Single out the lines of the material that contain "ffffff" and copy them.

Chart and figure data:
+++++

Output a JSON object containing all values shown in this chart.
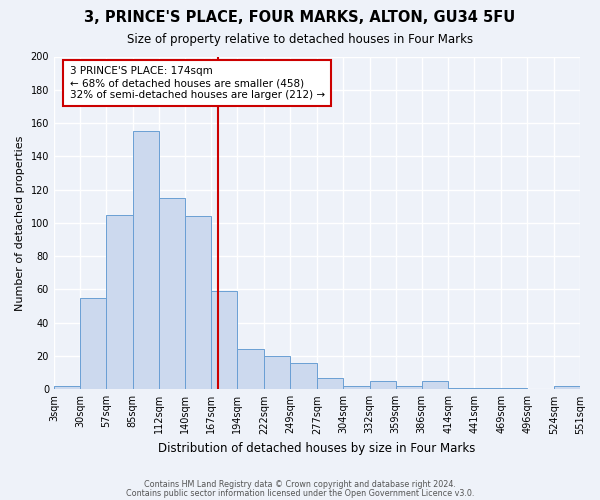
{
  "title": "3, PRINCE'S PLACE, FOUR MARKS, ALTON, GU34 5FU",
  "subtitle": "Size of property relative to detached houses in Four Marks",
  "xlabel": "Distribution of detached houses by size in Four Marks",
  "ylabel": "Number of detached properties",
  "bin_labels": [
    "3sqm",
    "30sqm",
    "57sqm",
    "85sqm",
    "112sqm",
    "140sqm",
    "167sqm",
    "194sqm",
    "222sqm",
    "249sqm",
    "277sqm",
    "304sqm",
    "332sqm",
    "359sqm",
    "386sqm",
    "414sqm",
    "441sqm",
    "469sqm",
    "496sqm",
    "524sqm",
    "551sqm"
  ],
  "bar_heights": [
    2,
    55,
    105,
    155,
    115,
    104,
    59,
    24,
    20,
    16,
    7,
    2,
    5,
    2,
    5,
    1,
    1,
    1,
    0,
    2
  ],
  "bar_color": "#ccd9ee",
  "bar_edge_color": "#6a9fd4",
  "ylim": [
    0,
    200
  ],
  "yticks": [
    0,
    20,
    40,
    60,
    80,
    100,
    120,
    140,
    160,
    180,
    200
  ],
  "property_value": 174,
  "bin_edges": [
    3,
    30,
    57,
    85,
    112,
    140,
    167,
    194,
    222,
    249,
    277,
    304,
    332,
    359,
    386,
    414,
    441,
    469,
    496,
    524,
    551
  ],
  "vline_color": "#cc0000",
  "annotation_title": "3 PRINCE'S PLACE: 174sqm",
  "annotation_line1": "← 68% of detached houses are smaller (458)",
  "annotation_line2": "32% of semi-detached houses are larger (212) →",
  "annotation_box_color": "#ffffff",
  "annotation_box_edge": "#cc0000",
  "footer_line1": "Contains HM Land Registry data © Crown copyright and database right 2024.",
  "footer_line2": "Contains public sector information licensed under the Open Government Licence v3.0.",
  "background_color": "#eef2f9",
  "grid_color": "#ffffff"
}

+++++

* **TASK OUTPUT**:
  "annotation_box_color": "#ffffff",
  "grid_color": "#ffffff"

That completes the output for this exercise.